Stated exercise: Return the lines of the listing from its first line down to and including the line that contains "page-title: 80s Nostalgia", copied word for word with nothing changed.
======== Records to process ========
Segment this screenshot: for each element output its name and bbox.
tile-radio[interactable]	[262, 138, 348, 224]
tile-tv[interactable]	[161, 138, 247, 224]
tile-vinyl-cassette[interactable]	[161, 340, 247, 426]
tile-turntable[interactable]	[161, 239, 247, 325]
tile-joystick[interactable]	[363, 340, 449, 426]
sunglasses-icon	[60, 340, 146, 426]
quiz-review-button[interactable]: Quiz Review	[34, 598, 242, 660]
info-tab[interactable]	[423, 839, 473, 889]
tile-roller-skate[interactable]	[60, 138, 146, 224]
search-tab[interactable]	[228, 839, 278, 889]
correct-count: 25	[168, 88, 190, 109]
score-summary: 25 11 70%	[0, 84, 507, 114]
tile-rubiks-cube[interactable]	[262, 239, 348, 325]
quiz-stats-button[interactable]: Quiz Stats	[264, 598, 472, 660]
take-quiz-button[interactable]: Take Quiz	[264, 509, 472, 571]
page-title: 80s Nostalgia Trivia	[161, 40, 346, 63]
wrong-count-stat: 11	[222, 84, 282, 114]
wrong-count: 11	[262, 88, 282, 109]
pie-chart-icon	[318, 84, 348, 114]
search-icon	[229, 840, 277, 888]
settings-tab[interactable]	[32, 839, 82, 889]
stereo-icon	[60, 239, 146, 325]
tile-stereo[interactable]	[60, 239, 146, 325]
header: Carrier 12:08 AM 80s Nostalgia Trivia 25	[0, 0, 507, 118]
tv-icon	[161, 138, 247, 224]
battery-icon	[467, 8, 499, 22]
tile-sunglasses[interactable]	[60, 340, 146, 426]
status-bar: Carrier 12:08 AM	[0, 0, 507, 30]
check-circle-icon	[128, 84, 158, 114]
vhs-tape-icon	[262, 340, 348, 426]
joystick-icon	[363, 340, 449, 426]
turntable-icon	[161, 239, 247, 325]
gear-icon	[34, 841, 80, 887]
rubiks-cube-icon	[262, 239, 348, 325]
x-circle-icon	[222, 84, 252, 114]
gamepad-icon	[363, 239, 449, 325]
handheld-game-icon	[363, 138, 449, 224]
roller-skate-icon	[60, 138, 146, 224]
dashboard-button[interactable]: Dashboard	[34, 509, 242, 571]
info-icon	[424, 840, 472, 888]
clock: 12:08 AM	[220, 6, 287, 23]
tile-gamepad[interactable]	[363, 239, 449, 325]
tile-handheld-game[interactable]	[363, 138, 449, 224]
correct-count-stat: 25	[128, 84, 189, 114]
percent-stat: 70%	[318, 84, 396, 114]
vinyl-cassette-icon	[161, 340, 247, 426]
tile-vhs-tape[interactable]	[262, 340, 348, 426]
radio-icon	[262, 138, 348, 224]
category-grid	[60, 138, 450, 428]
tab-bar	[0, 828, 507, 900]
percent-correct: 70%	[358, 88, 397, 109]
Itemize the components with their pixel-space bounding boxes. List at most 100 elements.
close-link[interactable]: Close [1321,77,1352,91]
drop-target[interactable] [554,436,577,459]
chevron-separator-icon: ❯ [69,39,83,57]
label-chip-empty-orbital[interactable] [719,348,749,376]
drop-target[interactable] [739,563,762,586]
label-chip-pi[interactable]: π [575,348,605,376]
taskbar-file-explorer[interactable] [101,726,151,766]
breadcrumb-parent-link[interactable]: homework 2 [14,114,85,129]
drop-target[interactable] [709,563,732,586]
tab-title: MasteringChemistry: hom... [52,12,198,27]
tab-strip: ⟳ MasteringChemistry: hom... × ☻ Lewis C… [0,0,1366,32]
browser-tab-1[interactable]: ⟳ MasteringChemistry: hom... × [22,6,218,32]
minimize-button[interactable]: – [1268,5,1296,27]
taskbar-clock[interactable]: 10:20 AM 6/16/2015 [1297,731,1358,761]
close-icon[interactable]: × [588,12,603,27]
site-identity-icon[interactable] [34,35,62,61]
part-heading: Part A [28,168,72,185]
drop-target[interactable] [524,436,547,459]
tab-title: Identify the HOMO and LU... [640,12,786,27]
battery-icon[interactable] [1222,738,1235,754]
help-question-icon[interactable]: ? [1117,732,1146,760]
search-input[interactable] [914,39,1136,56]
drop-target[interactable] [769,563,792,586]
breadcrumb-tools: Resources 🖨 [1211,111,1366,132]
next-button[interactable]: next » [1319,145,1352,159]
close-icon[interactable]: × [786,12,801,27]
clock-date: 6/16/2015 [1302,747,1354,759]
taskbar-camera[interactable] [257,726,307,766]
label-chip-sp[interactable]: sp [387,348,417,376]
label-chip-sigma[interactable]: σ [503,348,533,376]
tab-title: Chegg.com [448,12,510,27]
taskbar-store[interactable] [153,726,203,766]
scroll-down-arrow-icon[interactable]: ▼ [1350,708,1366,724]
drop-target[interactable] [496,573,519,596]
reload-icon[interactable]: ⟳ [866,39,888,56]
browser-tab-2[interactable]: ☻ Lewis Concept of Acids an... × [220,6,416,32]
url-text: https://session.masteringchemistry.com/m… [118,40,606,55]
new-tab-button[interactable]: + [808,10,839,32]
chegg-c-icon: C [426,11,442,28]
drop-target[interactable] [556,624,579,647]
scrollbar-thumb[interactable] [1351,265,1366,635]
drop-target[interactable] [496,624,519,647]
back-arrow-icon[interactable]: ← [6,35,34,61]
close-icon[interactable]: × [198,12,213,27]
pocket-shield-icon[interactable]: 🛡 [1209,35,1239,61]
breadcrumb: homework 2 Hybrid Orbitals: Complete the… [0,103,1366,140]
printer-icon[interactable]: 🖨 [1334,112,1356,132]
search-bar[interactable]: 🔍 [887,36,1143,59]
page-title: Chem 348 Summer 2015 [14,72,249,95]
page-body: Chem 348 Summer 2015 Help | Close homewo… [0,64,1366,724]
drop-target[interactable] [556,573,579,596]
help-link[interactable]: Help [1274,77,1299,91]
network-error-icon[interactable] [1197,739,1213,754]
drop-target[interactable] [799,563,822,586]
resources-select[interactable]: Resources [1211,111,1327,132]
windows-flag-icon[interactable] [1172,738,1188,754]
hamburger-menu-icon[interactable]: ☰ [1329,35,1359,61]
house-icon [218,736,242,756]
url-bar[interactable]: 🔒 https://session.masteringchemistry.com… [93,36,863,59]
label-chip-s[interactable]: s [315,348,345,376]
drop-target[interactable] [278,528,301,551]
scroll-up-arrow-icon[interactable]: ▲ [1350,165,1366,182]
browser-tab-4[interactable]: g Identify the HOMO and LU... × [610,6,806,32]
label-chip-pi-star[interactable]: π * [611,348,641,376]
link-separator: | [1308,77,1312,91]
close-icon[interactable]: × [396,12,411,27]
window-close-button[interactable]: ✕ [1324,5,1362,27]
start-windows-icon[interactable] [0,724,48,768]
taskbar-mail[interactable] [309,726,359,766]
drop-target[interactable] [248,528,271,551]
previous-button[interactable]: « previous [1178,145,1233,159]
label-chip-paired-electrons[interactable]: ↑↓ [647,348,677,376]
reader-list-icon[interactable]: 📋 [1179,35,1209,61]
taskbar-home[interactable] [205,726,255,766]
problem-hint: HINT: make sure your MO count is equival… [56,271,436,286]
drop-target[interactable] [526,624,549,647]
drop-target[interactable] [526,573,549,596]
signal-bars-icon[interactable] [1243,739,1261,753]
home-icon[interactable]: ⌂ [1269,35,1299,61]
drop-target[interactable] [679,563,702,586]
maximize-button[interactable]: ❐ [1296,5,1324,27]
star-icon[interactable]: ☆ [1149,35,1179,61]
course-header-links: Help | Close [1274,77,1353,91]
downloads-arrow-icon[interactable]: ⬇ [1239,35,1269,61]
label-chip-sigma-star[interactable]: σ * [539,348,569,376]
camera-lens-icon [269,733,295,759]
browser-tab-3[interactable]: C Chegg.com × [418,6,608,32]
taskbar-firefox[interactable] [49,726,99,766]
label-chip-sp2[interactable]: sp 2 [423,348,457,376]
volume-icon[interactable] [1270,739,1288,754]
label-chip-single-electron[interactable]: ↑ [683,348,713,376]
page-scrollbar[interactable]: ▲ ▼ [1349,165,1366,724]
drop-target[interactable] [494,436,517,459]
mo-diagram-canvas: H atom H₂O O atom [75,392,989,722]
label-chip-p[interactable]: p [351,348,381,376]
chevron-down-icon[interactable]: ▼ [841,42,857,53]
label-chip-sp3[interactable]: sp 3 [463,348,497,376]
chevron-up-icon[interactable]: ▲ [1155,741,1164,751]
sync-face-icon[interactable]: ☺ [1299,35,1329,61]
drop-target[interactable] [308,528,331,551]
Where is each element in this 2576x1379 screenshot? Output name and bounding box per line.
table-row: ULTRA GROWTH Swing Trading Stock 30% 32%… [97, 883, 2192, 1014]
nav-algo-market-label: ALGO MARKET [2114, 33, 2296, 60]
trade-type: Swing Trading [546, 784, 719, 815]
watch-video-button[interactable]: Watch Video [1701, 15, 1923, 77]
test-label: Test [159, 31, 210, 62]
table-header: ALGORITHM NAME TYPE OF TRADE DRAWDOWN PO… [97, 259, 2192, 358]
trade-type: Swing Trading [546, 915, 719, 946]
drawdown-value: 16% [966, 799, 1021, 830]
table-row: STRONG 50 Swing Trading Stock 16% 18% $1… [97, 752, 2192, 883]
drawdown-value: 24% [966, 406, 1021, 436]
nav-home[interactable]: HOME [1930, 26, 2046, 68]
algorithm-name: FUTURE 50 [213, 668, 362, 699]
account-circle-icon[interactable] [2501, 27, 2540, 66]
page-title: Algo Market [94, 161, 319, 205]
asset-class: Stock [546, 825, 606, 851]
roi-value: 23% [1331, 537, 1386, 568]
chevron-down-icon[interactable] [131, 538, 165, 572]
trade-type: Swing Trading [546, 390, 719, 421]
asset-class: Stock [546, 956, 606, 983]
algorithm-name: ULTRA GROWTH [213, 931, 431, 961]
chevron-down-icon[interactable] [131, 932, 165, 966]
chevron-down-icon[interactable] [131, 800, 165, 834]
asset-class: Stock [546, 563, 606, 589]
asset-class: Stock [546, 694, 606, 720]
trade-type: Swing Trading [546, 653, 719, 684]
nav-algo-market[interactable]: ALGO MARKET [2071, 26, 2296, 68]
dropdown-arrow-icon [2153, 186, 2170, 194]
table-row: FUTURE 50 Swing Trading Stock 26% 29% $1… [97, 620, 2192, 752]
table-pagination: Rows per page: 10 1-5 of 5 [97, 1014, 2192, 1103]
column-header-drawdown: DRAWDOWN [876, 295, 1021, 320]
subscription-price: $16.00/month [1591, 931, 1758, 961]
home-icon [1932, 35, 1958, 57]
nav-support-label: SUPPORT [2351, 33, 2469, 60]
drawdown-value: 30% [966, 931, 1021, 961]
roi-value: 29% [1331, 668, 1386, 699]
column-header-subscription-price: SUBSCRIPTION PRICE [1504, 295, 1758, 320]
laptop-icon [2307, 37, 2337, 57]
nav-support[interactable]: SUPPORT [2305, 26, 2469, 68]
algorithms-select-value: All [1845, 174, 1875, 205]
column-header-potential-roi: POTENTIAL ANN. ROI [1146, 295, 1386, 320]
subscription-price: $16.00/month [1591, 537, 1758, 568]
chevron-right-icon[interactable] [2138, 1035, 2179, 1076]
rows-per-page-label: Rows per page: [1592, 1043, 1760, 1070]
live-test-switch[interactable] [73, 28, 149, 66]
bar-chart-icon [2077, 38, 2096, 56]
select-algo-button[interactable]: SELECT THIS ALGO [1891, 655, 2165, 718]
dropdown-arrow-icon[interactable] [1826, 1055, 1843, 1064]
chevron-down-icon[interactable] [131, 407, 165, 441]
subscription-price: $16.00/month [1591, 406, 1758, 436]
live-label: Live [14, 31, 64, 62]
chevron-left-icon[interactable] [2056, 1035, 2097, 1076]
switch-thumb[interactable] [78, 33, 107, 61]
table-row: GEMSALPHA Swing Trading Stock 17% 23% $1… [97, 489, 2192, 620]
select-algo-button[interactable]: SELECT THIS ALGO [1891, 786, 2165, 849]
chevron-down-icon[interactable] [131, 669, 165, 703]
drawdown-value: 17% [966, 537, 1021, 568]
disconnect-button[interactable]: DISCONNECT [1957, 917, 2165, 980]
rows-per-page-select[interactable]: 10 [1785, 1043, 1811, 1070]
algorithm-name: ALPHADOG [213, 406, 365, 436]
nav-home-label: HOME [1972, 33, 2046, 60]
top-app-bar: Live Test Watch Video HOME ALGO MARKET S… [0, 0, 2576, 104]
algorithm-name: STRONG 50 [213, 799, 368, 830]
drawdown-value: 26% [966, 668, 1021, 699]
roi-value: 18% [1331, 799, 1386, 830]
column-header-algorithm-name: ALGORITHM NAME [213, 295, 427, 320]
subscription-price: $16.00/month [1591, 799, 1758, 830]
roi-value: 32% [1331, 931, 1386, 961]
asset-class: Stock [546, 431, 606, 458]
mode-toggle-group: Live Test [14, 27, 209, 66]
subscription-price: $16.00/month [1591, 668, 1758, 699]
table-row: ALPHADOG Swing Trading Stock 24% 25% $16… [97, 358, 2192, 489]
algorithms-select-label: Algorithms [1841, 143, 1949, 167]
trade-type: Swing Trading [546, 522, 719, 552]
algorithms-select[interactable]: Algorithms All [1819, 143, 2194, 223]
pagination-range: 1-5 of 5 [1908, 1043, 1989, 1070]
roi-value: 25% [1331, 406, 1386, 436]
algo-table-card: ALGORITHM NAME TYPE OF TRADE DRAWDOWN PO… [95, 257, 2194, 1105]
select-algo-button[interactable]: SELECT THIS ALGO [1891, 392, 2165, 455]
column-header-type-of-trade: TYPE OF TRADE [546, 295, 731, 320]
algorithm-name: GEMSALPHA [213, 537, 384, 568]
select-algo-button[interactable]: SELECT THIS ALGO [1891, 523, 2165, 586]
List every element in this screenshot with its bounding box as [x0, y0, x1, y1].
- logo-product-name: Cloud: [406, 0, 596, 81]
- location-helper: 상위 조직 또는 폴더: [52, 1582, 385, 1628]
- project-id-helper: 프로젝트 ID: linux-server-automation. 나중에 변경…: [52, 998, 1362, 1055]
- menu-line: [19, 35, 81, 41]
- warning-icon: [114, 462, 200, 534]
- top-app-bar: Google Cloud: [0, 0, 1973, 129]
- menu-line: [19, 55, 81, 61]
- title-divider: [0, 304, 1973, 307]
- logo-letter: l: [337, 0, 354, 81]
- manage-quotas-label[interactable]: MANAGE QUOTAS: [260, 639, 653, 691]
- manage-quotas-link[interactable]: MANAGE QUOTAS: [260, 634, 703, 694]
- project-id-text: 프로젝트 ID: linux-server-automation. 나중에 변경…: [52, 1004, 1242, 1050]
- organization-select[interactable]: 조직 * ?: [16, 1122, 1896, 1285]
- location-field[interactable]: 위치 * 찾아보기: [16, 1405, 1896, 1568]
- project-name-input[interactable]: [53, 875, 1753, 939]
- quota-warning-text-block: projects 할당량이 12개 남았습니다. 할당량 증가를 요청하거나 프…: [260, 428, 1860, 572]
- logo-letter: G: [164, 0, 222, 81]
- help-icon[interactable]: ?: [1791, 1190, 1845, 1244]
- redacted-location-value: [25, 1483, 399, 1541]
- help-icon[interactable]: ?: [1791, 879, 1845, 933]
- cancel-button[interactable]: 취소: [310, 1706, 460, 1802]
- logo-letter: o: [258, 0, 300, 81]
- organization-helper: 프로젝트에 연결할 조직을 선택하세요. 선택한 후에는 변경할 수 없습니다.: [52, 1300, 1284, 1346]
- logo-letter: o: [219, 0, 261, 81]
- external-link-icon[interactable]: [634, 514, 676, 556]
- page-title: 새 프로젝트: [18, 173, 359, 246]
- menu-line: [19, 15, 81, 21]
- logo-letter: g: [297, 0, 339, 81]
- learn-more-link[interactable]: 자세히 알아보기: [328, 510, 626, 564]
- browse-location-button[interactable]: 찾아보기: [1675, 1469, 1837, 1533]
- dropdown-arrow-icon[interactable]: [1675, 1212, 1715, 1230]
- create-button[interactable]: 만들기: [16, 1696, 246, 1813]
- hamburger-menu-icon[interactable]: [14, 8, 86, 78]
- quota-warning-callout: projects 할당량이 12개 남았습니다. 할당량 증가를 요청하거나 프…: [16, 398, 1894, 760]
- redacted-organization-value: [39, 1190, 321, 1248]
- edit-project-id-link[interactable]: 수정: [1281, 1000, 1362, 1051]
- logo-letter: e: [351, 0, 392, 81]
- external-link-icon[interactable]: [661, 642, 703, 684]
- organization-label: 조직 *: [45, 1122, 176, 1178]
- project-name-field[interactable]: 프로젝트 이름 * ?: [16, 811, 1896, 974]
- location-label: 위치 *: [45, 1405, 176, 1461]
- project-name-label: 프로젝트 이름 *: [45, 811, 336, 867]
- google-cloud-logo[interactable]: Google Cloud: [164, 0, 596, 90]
========
Solution to the problem:
Segment this screenshot: for each element output its name and bbox.
tile-radio[interactable]	[262, 138, 348, 224]
tile-tv[interactable]	[161, 138, 247, 224]
tile-vinyl-cassette[interactable]	[161, 340, 247, 426]
tile-turntable[interactable]	[161, 239, 247, 325]
tile-joystick[interactable]	[363, 340, 449, 426]
sunglasses-icon	[60, 340, 146, 426]
quiz-review-button[interactable]: Quiz Review	[34, 598, 242, 660]
info-tab[interactable]	[423, 839, 473, 889]
tile-roller-skate[interactable]	[60, 138, 146, 224]
search-tab[interactable]	[228, 839, 278, 889]
correct-count: 25	[168, 88, 190, 109]
score-summary: 25 11 70%	[0, 84, 507, 114]
tile-rubiks-cube[interactable]	[262, 239, 348, 325]
quiz-stats-button[interactable]: Quiz Stats	[264, 598, 472, 660]
take-quiz-button[interactable]: Take Quiz	[264, 509, 472, 571]
page-title: 80s Nostalgia Trivia	[161, 40, 346, 63]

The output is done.